Read the records below and copy each line that contains "Descending".

— begin Provided data —

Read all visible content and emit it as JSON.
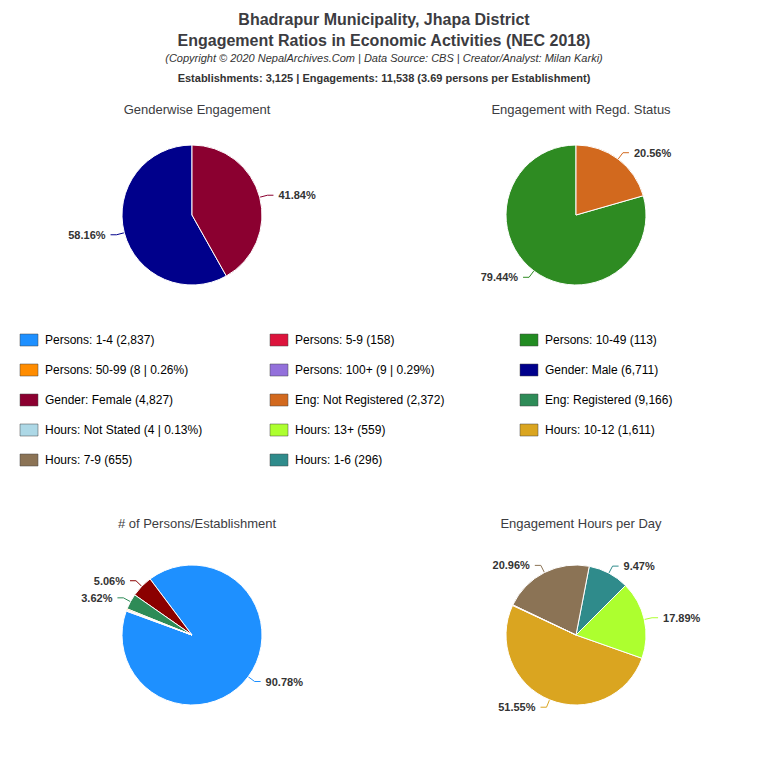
{
  "title": "Bhadrapur Municipality, Jhapa District",
  "subtitle": "Engagement Ratios in Economic Activities (NEC 2018)",
  "annotations": [
    {
      "text": "(Copyright © 2020 NepalArchives.Com | Data Source: CBS | Creator/Analyst: Milan Karki)"
    },
    {
      "text": "Establishments: 3,125 | Engagements: 11,538 (3.69 persons per Establishment)"
    },
    {
      "text": "Persons: 1-4 (2,837)",
      "color": "#1E90FF"
    },
    {
      "text": "Persons: 5-9 (158)",
      "color": "#DC143C"
    },
    {
      "text": "Persons: 10-49 (113)",
      "color": "#228B22"
    },
    {
      "text": "Persons: 50-99 (8 | 0.26%)",
      "color": "#FF8C00"
    },
    {
      "text": "Persons: 100+ (9 | 0.29%)",
      "color": "#9370DB"
    },
    {
      "text": "Gender: Male (6,711)",
      "color": "#00008B"
    },
    {
      "text": "Gender: Female (4,827)",
      "color": "#8B0030"
    },
    {
      "text": "Eng: Not Registered (2,372)",
      "color": "#D2691E"
    },
    {
      "text": "Eng: Registered (9,166)",
      "color": "#2E8B57"
    },
    {
      "text": "Hours: Not Stated (4 | 0.13%)",
      "color": "#ADD8E6"
    },
    {
      "text": "Hours: 13+ (559)",
      "color": "#ADFF2F"
    },
    {
      "text": "Hours: 10-12 (1,611)",
      "color": "#DAA520"
    },
    {
      "text": "Hours: 7-9 (655)",
      "color": "#8B7355"
    },
    {
      "text": "Hours: 1-6 (296)",
      "color": "#2F8B8B"
    }
  ],
  "chart_data": [
    {
      "type": "pie",
      "title": "Genderwise Engagement",
      "values": [
        58.16,
        41.84
      ],
      "colors": [
        "#00008B",
        "#8B0030"
      ],
      "value_labels": [
        "58.16%",
        "41.84%"
      ],
      "data_labels": true
    },
    {
      "type": "pie",
      "title": "Engagement with Regd. Status",
      "values": [
        79.44,
        20.56
      ],
      "colors": [
        "#2E8B22",
        "#D2691E"
      ],
      "value_labels": [
        "79.44%",
        "20.56%"
      ],
      "data_labels": true
    },
    {
      "type": "pie",
      "title": "# of Persons/Establishment",
      "values": [
        90.78,
        5.06,
        3.62,
        0.26,
        0.13,
        0.15
      ],
      "colors": [
        "#1E90FF",
        "#8B0000",
        "#2E8B57",
        "#FF8C00",
        "#ADD8E6",
        "#FF6347"
      ],
      "value_labels": [
        "90.78%",
        "5.06%",
        "3.62%",
        null,
        null,
        null
      ],
      "data_labels": true
    },
    {
      "type": "pie",
      "title": "Engagement Hours per Day",
      "values": [
        51.55,
        17.89,
        9.47,
        20.96,
        0.13
      ],
      "colors": [
        "#DAA520",
        "#ADFF2F",
        "#2F8B8B",
        "#8B7355",
        "#FF6347"
      ],
      "value_labels": [
        "51.55%",
        "17.89%",
        "9.47%",
        "20.96%",
        null
      ],
      "data_labels": true
    }
  ]
}
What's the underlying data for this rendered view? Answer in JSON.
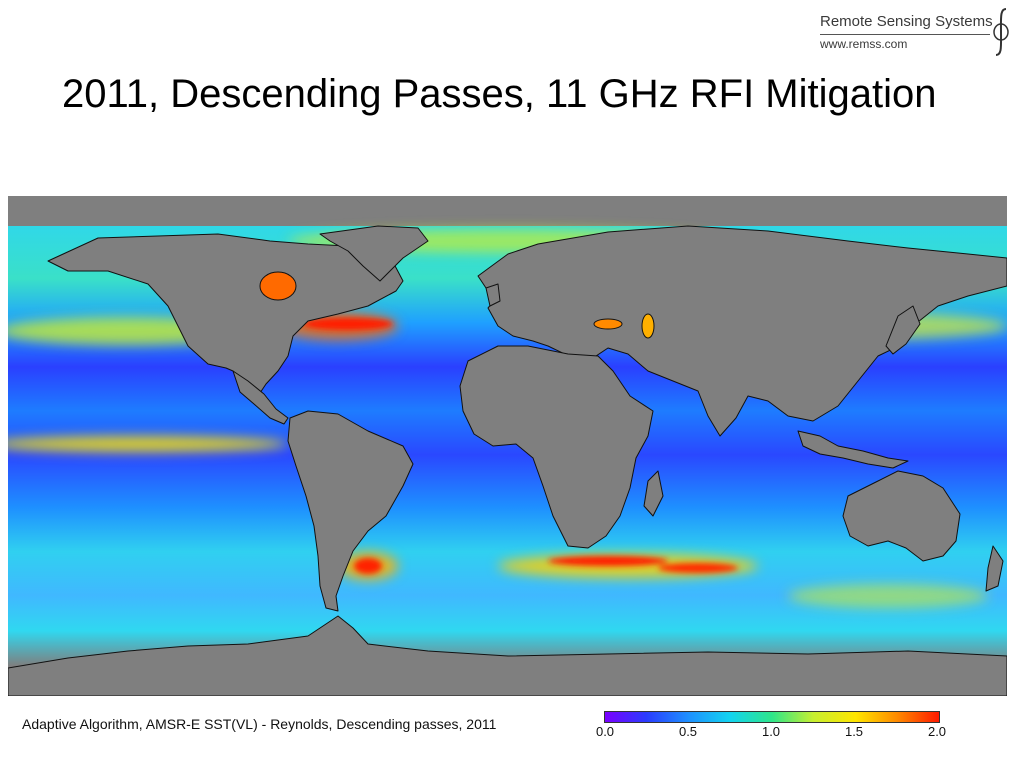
{
  "logo": {
    "org": "Remote Sensing Systems",
    "url": "www.remss.com"
  },
  "title": "2011, Descending Passes, 11 GHz RFI Mitigation",
  "caption": "Adaptive Algorithm, AMSR-E SST(VL) - Reynolds, Descending passes, 2011",
  "colorbar": {
    "min": 0.0,
    "max": 2.0,
    "ticks": [
      "0.0",
      "0.5",
      "1.0",
      "1.5",
      "2.0"
    ],
    "colors": [
      "#7a00ff",
      "#2a3cff",
      "#1e90ff",
      "#12d4f0",
      "#2ee68a",
      "#c8ef30",
      "#ffe600",
      "#ff8a00",
      "#ff1a00"
    ]
  },
  "map": {
    "land_color": "#7f7f7f",
    "coastline_color": "#111111",
    "high_anomaly_color": "#ff1a00"
  }
}
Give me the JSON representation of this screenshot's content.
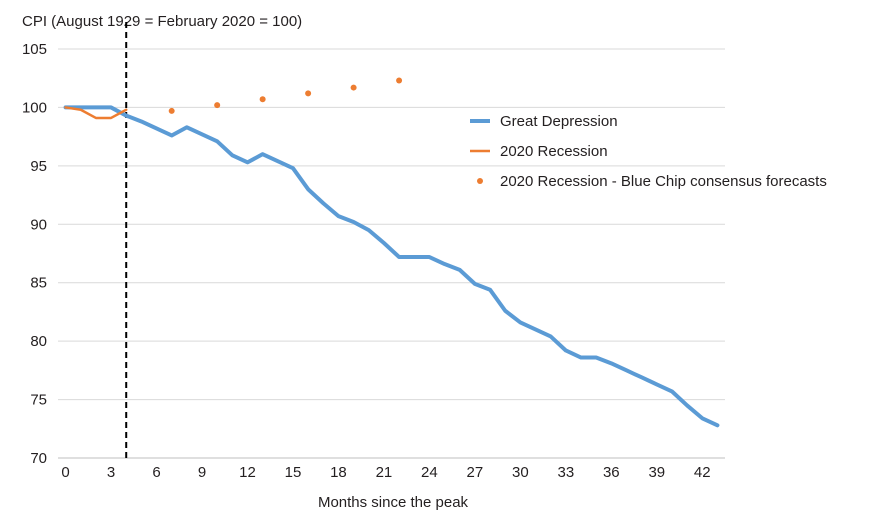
{
  "chart_data": {
    "type": "line",
    "title": "CPI (August 1929 = February 2020 = 100)",
    "xlabel": "Months since the peak",
    "ylabel": "",
    "xlim": [
      -0.5,
      43.5
    ],
    "ylim": [
      70,
      105
    ],
    "x_ticks": [
      0,
      3,
      6,
      9,
      12,
      15,
      18,
      21,
      24,
      27,
      30,
      33,
      36,
      39,
      42
    ],
    "y_ticks": [
      70,
      75,
      80,
      85,
      90,
      95,
      100,
      105
    ],
    "grid": "horizontal",
    "legend_position": "right",
    "vertical_marker": {
      "x": 4,
      "style": "dashed"
    },
    "series": [
      {
        "name": "Great Depression",
        "kind": "line",
        "color": "#5b9bd5",
        "x": [
          0,
          1,
          2,
          3,
          4,
          5,
          6,
          7,
          8,
          9,
          10,
          11,
          12,
          13,
          14,
          15,
          16,
          17,
          18,
          19,
          20,
          21,
          22,
          23,
          24,
          25,
          26,
          27,
          28,
          29,
          30,
          31,
          32,
          33,
          34,
          35,
          36,
          37,
          38,
          39,
          40,
          41,
          42,
          43
        ],
        "values": [
          100.0,
          100.0,
          100.0,
          100.0,
          99.3,
          98.8,
          98.2,
          97.6,
          98.3,
          97.7,
          97.1,
          95.9,
          95.3,
          96.0,
          95.4,
          94.8,
          93.0,
          91.8,
          90.7,
          90.2,
          89.5,
          88.4,
          87.2,
          87.2,
          87.2,
          86.6,
          86.1,
          84.9,
          84.4,
          82.6,
          81.6,
          81.0,
          80.4,
          79.2,
          78.6,
          78.6,
          78.1,
          77.5,
          76.9,
          76.3,
          75.7,
          74.5,
          73.4,
          72.8
        ]
      },
      {
        "name": "2020 Recession",
        "kind": "line",
        "color": "#ed7d31",
        "x": [
          0,
          1,
          2,
          3,
          4
        ],
        "values": [
          100.0,
          99.8,
          99.1,
          99.1,
          99.8
        ]
      },
      {
        "name": "2020 Recession - Blue Chip consensus forecasts",
        "kind": "scatter",
        "color": "#ed7d31",
        "x": [
          7,
          10,
          13,
          16,
          19,
          22
        ],
        "values": [
          99.7,
          100.2,
          100.7,
          101.2,
          101.7,
          102.3
        ]
      }
    ]
  }
}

— end Provided data —

Output
  "title": "2011, Descending Passes, 11 GHz RFI Mitigation",
  "caption": "Adaptive Algorithm, AMSR-E SST(VL) - Reynolds, Descending passes, 2011",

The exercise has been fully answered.